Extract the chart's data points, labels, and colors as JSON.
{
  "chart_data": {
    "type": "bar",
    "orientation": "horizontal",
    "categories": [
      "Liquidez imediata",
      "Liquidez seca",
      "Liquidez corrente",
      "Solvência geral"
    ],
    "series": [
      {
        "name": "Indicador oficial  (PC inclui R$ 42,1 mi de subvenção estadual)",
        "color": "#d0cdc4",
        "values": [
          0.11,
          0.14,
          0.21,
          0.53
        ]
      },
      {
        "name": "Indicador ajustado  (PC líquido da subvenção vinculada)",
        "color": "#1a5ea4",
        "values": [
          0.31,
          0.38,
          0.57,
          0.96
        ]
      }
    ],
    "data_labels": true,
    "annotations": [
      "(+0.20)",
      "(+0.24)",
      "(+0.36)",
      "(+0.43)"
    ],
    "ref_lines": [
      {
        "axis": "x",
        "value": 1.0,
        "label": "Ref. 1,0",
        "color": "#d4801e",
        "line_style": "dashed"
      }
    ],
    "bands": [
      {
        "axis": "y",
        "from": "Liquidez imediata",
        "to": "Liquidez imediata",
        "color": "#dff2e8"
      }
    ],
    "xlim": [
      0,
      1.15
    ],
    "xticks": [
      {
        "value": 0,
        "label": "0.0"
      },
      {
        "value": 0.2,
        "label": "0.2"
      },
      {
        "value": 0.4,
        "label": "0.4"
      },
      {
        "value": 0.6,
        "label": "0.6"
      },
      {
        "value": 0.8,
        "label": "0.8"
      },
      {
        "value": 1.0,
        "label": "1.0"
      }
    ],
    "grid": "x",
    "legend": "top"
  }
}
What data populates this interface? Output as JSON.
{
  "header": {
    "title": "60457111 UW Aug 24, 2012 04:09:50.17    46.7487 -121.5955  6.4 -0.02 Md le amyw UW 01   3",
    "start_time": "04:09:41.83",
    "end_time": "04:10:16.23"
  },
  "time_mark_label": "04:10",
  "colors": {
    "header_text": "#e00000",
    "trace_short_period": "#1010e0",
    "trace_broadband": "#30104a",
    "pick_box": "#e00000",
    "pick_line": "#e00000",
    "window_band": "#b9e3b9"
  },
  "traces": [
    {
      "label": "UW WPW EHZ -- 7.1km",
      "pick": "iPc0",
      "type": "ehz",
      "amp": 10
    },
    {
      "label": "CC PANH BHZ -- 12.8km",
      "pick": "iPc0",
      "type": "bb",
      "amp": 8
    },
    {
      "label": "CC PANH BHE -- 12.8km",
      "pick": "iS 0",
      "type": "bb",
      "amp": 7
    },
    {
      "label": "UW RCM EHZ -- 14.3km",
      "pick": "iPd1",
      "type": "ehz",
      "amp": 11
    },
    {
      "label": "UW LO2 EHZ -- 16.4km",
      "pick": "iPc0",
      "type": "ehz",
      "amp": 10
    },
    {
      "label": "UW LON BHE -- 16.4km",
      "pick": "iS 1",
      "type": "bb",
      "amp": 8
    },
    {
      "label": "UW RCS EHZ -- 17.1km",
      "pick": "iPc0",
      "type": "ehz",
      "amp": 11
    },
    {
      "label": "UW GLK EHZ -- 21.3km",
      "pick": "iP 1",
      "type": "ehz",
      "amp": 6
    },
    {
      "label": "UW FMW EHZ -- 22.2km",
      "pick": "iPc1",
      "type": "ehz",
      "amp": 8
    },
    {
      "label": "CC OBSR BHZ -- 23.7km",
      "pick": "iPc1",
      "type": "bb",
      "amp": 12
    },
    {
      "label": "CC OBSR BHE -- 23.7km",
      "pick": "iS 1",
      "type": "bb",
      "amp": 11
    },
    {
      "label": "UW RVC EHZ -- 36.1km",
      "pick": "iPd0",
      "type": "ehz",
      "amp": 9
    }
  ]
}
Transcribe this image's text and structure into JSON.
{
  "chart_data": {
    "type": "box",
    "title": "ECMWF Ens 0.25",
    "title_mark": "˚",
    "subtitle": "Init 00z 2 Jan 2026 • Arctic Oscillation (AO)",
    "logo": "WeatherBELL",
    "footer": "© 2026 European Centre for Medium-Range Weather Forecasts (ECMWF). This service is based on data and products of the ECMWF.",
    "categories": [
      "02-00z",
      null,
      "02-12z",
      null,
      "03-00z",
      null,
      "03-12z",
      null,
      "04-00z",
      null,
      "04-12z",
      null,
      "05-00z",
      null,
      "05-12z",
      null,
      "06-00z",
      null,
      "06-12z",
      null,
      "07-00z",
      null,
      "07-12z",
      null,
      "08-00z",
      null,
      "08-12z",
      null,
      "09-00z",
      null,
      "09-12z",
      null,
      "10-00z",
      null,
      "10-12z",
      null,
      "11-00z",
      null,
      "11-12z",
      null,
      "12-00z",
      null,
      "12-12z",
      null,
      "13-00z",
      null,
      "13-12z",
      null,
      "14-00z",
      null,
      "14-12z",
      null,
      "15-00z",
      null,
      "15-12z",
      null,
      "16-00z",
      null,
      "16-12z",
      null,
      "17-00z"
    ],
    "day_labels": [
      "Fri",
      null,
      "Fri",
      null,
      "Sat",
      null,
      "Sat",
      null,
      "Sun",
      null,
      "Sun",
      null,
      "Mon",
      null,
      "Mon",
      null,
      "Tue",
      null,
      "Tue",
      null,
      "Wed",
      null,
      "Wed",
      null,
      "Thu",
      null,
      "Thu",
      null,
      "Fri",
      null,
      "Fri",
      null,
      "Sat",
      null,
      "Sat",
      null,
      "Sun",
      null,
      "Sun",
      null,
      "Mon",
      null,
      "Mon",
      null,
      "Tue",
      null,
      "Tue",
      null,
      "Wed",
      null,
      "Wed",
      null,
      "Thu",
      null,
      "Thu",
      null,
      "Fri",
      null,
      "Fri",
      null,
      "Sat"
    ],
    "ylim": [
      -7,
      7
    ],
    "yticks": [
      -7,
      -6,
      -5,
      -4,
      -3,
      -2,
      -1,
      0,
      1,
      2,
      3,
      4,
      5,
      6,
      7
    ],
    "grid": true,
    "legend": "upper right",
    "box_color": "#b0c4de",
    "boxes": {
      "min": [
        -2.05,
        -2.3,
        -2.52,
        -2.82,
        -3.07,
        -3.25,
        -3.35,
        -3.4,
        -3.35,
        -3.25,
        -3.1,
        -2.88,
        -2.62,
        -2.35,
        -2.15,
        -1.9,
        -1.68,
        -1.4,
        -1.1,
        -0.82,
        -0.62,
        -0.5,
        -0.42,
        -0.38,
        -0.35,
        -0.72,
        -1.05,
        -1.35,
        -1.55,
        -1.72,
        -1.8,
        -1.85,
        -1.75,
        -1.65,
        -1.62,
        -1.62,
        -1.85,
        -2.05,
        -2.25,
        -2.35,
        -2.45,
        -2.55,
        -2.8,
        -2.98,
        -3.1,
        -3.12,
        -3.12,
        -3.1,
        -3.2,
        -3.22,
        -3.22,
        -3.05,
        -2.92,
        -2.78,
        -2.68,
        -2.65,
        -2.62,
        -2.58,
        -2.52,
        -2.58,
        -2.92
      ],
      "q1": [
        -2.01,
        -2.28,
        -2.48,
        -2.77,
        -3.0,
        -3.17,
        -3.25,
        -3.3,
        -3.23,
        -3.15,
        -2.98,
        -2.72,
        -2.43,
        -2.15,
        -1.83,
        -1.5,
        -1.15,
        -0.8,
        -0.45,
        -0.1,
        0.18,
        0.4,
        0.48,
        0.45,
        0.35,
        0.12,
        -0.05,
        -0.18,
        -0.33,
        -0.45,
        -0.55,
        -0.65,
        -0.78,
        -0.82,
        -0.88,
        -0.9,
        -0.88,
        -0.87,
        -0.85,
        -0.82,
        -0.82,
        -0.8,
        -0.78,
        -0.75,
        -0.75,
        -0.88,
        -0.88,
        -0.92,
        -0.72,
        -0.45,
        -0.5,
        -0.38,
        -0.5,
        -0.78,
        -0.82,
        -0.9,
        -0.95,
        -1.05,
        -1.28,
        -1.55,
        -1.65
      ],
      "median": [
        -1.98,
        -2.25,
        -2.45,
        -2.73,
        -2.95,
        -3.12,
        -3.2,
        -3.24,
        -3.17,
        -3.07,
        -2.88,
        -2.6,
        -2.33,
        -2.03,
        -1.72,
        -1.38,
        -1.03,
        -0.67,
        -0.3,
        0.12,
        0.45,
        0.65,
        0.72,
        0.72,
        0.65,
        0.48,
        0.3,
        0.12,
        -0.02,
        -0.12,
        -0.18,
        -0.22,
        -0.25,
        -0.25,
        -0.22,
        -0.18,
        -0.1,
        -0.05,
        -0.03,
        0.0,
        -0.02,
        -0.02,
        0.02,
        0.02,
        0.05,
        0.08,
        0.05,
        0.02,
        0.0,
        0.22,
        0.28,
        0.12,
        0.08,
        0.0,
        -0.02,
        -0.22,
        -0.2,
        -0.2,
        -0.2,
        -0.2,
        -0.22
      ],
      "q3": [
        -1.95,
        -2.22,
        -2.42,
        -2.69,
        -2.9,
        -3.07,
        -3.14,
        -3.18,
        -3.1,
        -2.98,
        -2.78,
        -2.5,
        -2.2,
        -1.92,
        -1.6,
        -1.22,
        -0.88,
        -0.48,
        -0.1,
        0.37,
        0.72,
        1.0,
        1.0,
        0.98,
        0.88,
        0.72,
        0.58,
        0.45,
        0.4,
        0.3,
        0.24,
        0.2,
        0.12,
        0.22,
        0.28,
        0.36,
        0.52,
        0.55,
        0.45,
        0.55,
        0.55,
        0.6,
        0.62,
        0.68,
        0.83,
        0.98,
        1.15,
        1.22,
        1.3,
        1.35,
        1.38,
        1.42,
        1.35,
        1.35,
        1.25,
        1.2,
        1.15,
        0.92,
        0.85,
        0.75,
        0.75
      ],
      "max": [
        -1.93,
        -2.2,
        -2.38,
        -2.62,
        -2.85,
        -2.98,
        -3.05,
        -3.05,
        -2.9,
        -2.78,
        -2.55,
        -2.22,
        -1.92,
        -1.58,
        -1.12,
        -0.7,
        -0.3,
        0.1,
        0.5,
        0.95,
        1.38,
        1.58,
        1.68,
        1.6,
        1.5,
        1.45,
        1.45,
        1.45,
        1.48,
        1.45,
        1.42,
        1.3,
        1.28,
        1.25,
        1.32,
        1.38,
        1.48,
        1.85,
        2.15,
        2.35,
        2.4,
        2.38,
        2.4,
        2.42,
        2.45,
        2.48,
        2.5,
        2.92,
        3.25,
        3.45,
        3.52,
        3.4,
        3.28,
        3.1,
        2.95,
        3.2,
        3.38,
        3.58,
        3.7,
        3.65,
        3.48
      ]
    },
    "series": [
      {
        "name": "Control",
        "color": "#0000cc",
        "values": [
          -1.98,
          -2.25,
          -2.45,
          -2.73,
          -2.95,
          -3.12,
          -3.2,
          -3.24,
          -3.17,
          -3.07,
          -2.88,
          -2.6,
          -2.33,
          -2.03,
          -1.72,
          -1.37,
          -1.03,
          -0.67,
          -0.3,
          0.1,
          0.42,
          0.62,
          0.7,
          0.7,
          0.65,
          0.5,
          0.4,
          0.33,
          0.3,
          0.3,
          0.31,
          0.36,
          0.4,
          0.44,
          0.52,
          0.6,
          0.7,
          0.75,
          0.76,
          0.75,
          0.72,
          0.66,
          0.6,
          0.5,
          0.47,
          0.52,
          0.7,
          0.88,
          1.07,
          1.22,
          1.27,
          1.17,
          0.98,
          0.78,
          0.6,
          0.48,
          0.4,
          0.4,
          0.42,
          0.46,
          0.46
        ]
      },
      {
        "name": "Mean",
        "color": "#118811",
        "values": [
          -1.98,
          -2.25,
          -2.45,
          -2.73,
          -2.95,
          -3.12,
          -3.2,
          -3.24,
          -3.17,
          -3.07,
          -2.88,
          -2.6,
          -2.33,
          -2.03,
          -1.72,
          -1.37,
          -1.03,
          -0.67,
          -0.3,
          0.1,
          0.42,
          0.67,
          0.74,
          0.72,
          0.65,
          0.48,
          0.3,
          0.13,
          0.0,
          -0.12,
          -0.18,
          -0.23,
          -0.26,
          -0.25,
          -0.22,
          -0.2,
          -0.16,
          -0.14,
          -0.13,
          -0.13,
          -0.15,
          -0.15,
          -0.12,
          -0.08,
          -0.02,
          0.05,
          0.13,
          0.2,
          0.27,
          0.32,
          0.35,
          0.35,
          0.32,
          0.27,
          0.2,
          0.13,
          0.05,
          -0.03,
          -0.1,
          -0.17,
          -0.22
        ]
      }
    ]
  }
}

....................

**What is asked**
Identify and copy all lines with the word "subvenção".

**Complete answer**
        "name": "Indicador oficial  (PC inclui R$ 42,1 mi de subvenção estadual)",
        "name": "Indicador ajustado  (PC líquido da subvenção vinculada)",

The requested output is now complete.